Records from a collection of figures
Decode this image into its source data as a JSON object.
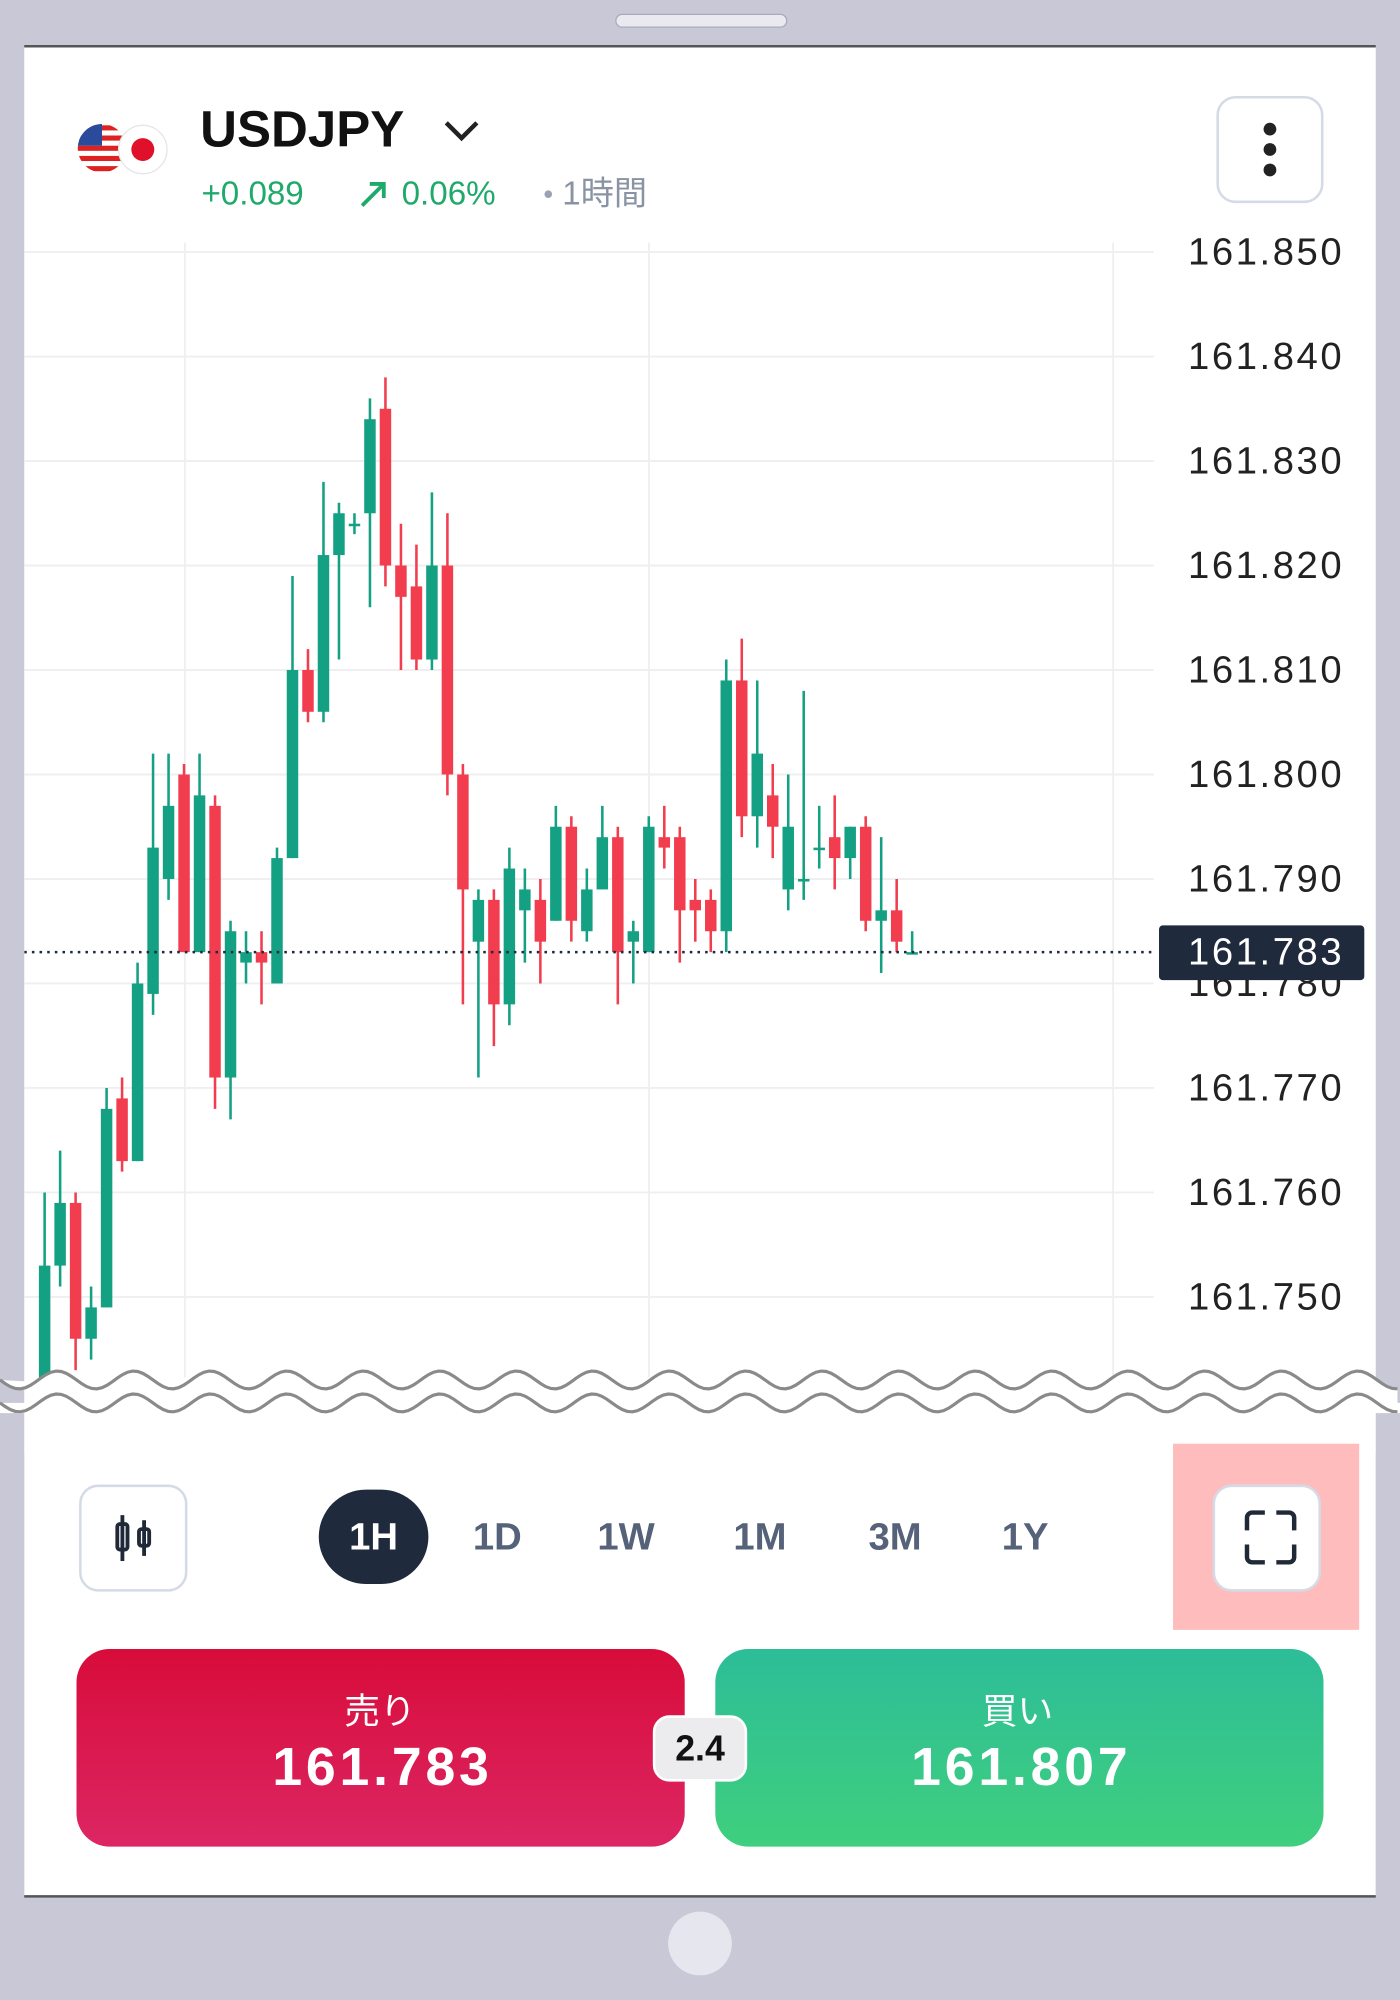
{
  "header": {
    "symbol": "USDJPY",
    "change": "+0.089",
    "change_percent": "0.06%",
    "interval": "1時間"
  },
  "chart_data": {
    "type": "candlestick",
    "up_color": "#14a083",
    "down_color": "#f23d4f",
    "ylim": [
      161.7423,
      161.8509
    ],
    "yticks": [
      {
        "value": 161.85,
        "label": "161.850"
      },
      {
        "value": 161.84,
        "label": "161.840"
      },
      {
        "value": 161.83,
        "label": "161.830"
      },
      {
        "value": 161.82,
        "label": "161.820"
      },
      {
        "value": 161.81,
        "label": "161.810"
      },
      {
        "value": 161.8,
        "label": "161.800"
      },
      {
        "value": 161.79,
        "label": "161.790"
      },
      {
        "value": 161.78,
        "label": "161.780"
      },
      {
        "value": 161.77,
        "label": "161.770"
      },
      {
        "value": 161.76,
        "label": "161.760"
      },
      {
        "value": 161.75,
        "label": "161.750"
      }
    ],
    "grid": true,
    "current_price": 161.783,
    "open": [
      161.742,
      161.753,
      161.759,
      161.746,
      161.749,
      161.769,
      161.763,
      161.779,
      161.79,
      161.8,
      161.783,
      161.797,
      161.771,
      161.782,
      161.783,
      161.78,
      161.792,
      161.81,
      161.806,
      161.821,
      161.824,
      161.825,
      161.835,
      161.82,
      161.818,
      161.811,
      161.82,
      161.8,
      161.784,
      161.788,
      161.778,
      161.787,
      161.788,
      161.786,
      161.795,
      161.785,
      161.789,
      161.794,
      161.784,
      161.783,
      161.794,
      161.794,
      161.788,
      161.788,
      161.785,
      161.809,
      161.796,
      161.798,
      161.789,
      161.79,
      161.793,
      161.794,
      161.792,
      161.795,
      161.786,
      161.787,
      161.783
    ],
    "high": [
      161.76,
      161.764,
      161.76,
      161.751,
      161.77,
      161.771,
      161.782,
      161.802,
      161.802,
      161.801,
      161.802,
      161.798,
      161.786,
      161.785,
      161.785,
      161.793,
      161.819,
      161.812,
      161.828,
      161.826,
      161.825,
      161.836,
      161.838,
      161.824,
      161.822,
      161.827,
      161.825,
      161.801,
      161.789,
      161.789,
      161.793,
      161.791,
      161.79,
      161.797,
      161.796,
      161.791,
      161.797,
      161.795,
      161.786,
      161.796,
      161.797,
      161.795,
      161.79,
      161.789,
      161.811,
      161.813,
      161.809,
      161.801,
      161.8,
      161.808,
      161.797,
      161.798,
      161.795,
      161.796,
      161.794,
      161.79,
      161.785
    ],
    "low": [
      161.741,
      161.751,
      161.743,
      161.744,
      161.749,
      161.762,
      161.763,
      161.777,
      161.788,
      161.783,
      161.783,
      161.768,
      161.767,
      161.78,
      161.778,
      161.78,
      161.792,
      161.805,
      161.805,
      161.811,
      161.823,
      161.816,
      161.818,
      161.81,
      161.81,
      161.81,
      161.798,
      161.778,
      161.771,
      161.774,
      161.776,
      161.782,
      161.78,
      161.786,
      161.784,
      161.784,
      161.789,
      161.778,
      161.78,
      161.783,
      161.791,
      161.782,
      161.784,
      161.783,
      161.783,
      161.794,
      161.793,
      161.792,
      161.787,
      161.788,
      161.791,
      161.789,
      161.79,
      161.785,
      161.781,
      161.783,
      161.783
    ],
    "close": [
      161.753,
      161.759,
      161.746,
      161.749,
      161.768,
      161.763,
      161.78,
      161.793,
      161.797,
      161.783,
      161.798,
      161.771,
      161.785,
      161.783,
      161.782,
      161.792,
      161.81,
      161.806,
      161.821,
      161.825,
      161.824,
      161.834,
      161.82,
      161.817,
      161.811,
      161.82,
      161.8,
      161.789,
      161.788,
      161.778,
      161.791,
      161.789,
      161.784,
      161.795,
      161.786,
      161.789,
      161.794,
      161.783,
      161.785,
      161.795,
      161.793,
      161.787,
      161.787,
      161.785,
      161.809,
      161.796,
      161.802,
      161.795,
      161.795,
      161.79,
      161.793,
      161.792,
      161.795,
      161.786,
      161.787,
      161.784,
      161.783
    ]
  },
  "timeframes": {
    "options": [
      "1H",
      "1D",
      "1W",
      "1M",
      "3M",
      "1Y"
    ],
    "selected_index": 0
  },
  "trade": {
    "sell_label": "売り",
    "sell_price": "161.783",
    "spread": "2.4",
    "buy_label": "買い",
    "buy_price": "161.807"
  }
}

### WHAT IS NEEDED
Pictures in the records above are left out; print everything else exactly as written.

### THE SOLUTION
Decode this image into its source data as a JSON object.
{
  "header": {
    "symbol": "USDJPY",
    "change": "+0.089",
    "change_percent": "0.06%",
    "interval": "1時間"
  },
  "chart_data": {
    "type": "candlestick",
    "up_color": "#14a083",
    "down_color": "#f23d4f",
    "ylim": [
      161.7423,
      161.8509
    ],
    "yticks": [
      {
        "value": 161.85,
        "label": "161.850"
      },
      {
        "value": 161.84,
        "label": "161.840"
      },
      {
        "value": 161.83,
        "label": "161.830"
      },
      {
        "value": 161.82,
        "label": "161.820"
      },
      {
        "value": 161.81,
        "label": "161.810"
      },
      {
        "value": 161.8,
        "label": "161.800"
      },
      {
        "value": 161.79,
        "label": "161.790"
      },
      {
        "value": 161.78,
        "label": "161.780"
      },
      {
        "value": 161.77,
        "label": "161.770"
      },
      {
        "value": 161.76,
        "label": "161.760"
      },
      {
        "value": 161.75,
        "label": "161.750"
      }
    ],
    "grid": true,
    "current_price": 161.783,
    "open": [
      161.742,
      161.753,
      161.759,
      161.746,
      161.749,
      161.769,
      161.763,
      161.779,
      161.79,
      161.8,
      161.783,
      161.797,
      161.771,
      161.782,
      161.783,
      161.78,
      161.792,
      161.81,
      161.806,
      161.821,
      161.824,
      161.825,
      161.835,
      161.82,
      161.818,
      161.811,
      161.82,
      161.8,
      161.784,
      161.788,
      161.778,
      161.787,
      161.788,
      161.786,
      161.795,
      161.785,
      161.789,
      161.794,
      161.784,
      161.783,
      161.794,
      161.794,
      161.788,
      161.788,
      161.785,
      161.809,
      161.796,
      161.798,
      161.789,
      161.79,
      161.793,
      161.794,
      161.792,
      161.795,
      161.786,
      161.787,
      161.783
    ],
    "high": [
      161.76,
      161.764,
      161.76,
      161.751,
      161.77,
      161.771,
      161.782,
      161.802,
      161.802,
      161.801,
      161.802,
      161.798,
      161.786,
      161.785,
      161.785,
      161.793,
      161.819,
      161.812,
      161.828,
      161.826,
      161.825,
      161.836,
      161.838,
      161.824,
      161.822,
      161.827,
      161.825,
      161.801,
      161.789,
      161.789,
      161.793,
      161.791,
      161.79,
      161.797,
      161.796,
      161.791,
      161.797,
      161.795,
      161.786,
      161.796,
      161.797,
      161.795,
      161.79,
      161.789,
      161.811,
      161.813,
      161.809,
      161.801,
      161.8,
      161.808,
      161.797,
      161.798,
      161.795,
      161.796,
      161.794,
      161.79,
      161.785
    ],
    "low": [
      161.741,
      161.751,
      161.743,
      161.744,
      161.749,
      161.762,
      161.763,
      161.777,
      161.788,
      161.783,
      161.783,
      161.768,
      161.767,
      161.78,
      161.778,
      161.78,
      161.792,
      161.805,
      161.805,
      161.811,
      161.823,
      161.816,
      161.818,
      161.81,
      161.81,
      161.81,
      161.798,
      161.778,
      161.771,
      161.774,
      161.776,
      161.782,
      161.78,
      161.786,
      161.784,
      161.784,
      161.789,
      161.778,
      161.78,
      161.783,
      161.791,
      161.782,
      161.784,
      161.783,
      161.783,
      161.794,
      161.793,
      161.792,
      161.787,
      161.788,
      161.791,
      161.789,
      161.79,
      161.785,
      161.781,
      161.783,
      161.783
    ],
    "close": [
      161.753,
      161.759,
      161.746,
      161.749,
      161.768,
      161.763,
      161.78,
      161.793,
      161.797,
      161.783,
      161.798,
      161.771,
      161.785,
      161.783,
      161.782,
      161.792,
      161.81,
      161.806,
      161.821,
      161.825,
      161.824,
      161.834,
      161.82,
      161.817,
      161.811,
      161.82,
      161.8,
      161.789,
      161.788,
      161.778,
      161.791,
      161.789,
      161.784,
      161.795,
      161.786,
      161.789,
      161.794,
      161.783,
      161.785,
      161.795,
      161.793,
      161.787,
      161.787,
      161.785,
      161.809,
      161.796,
      161.802,
      161.795,
      161.795,
      161.79,
      161.793,
      161.792,
      161.795,
      161.786,
      161.787,
      161.784,
      161.783
    ]
  },
  "timeframes": {
    "options": [
      "1H",
      "1D",
      "1W",
      "1M",
      "3M",
      "1Y"
    ],
    "selected_index": 0
  },
  "trade": {
    "sell_label": "売り",
    "sell_price": "161.783",
    "spread": "2.4",
    "buy_label": "買い",
    "buy_price": "161.807"
  }
}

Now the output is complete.